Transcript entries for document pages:
Content starts

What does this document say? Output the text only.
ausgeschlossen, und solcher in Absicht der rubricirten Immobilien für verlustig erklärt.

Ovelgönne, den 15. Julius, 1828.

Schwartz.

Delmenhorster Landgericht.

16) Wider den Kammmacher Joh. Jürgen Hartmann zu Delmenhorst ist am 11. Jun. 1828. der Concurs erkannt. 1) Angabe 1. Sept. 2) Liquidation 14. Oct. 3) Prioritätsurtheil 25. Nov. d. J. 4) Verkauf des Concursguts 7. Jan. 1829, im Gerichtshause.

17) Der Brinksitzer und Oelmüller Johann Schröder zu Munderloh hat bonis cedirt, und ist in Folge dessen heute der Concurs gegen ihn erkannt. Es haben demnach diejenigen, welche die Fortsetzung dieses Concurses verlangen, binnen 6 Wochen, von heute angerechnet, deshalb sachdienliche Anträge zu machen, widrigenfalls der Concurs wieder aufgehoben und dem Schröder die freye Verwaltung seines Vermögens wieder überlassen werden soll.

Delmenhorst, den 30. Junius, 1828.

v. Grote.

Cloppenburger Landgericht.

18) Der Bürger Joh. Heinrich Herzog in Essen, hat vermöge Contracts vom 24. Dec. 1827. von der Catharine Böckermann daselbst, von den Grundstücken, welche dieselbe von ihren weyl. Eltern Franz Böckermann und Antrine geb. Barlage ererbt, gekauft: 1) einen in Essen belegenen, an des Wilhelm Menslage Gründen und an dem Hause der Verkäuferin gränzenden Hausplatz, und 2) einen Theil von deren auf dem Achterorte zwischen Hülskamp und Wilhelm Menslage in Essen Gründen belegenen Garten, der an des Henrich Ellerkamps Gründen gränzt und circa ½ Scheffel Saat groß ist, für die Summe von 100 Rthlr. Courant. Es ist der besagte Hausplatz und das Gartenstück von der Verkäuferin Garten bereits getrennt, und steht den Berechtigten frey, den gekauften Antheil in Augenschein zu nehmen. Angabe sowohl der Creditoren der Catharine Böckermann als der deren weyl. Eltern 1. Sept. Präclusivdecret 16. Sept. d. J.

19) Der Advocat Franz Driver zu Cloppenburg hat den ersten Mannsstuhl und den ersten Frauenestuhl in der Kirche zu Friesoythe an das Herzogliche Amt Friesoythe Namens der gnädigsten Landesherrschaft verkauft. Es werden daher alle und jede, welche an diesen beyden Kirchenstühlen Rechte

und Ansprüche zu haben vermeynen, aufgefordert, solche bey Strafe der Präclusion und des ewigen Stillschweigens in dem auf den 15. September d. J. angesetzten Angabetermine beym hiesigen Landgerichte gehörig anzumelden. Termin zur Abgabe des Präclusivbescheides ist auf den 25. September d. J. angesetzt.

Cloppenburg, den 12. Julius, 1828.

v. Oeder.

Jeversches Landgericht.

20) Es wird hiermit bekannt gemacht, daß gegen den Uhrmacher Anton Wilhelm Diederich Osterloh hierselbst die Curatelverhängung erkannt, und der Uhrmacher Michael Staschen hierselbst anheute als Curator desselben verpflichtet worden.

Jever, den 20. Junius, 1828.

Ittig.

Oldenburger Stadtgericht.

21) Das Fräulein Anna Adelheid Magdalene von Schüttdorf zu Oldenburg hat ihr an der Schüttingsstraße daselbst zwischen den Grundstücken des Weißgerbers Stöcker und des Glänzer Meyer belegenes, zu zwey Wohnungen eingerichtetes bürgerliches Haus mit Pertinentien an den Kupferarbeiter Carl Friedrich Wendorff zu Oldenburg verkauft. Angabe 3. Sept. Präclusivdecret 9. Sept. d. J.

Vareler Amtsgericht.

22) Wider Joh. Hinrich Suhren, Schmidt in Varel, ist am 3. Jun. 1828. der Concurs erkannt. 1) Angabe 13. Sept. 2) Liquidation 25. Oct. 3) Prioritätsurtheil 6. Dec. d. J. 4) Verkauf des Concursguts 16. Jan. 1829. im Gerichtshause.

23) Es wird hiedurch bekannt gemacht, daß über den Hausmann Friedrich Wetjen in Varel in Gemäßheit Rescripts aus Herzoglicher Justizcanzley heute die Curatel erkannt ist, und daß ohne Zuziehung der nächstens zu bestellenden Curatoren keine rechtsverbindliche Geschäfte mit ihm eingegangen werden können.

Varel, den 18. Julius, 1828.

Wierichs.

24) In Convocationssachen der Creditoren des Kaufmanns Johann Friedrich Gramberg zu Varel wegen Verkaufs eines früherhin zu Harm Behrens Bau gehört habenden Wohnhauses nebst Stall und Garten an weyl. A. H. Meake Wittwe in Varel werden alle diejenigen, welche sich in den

Content ends

Among the lines above, count those containing the word "wird" and write only the number.

2